> [DATA EXTRACT]

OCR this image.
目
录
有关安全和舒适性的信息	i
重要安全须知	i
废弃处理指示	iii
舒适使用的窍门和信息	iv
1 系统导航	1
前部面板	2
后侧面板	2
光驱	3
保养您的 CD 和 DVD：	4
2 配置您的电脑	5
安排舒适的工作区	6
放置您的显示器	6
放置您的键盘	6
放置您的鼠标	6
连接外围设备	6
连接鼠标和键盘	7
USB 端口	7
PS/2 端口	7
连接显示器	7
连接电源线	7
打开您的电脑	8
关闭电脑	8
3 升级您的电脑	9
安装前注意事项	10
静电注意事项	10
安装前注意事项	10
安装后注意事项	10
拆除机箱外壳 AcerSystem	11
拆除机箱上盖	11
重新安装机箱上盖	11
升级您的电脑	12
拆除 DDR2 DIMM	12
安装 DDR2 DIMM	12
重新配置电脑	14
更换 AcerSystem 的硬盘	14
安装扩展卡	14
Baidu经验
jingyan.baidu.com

> [REQUIREMENT]
Write down every line of the data above that includes the string "AcerSystem".

> [EXERCISE RESPONSE]
拆除机箱外壳 AcerSystem	11
更换 AcerSystem 的硬盘	14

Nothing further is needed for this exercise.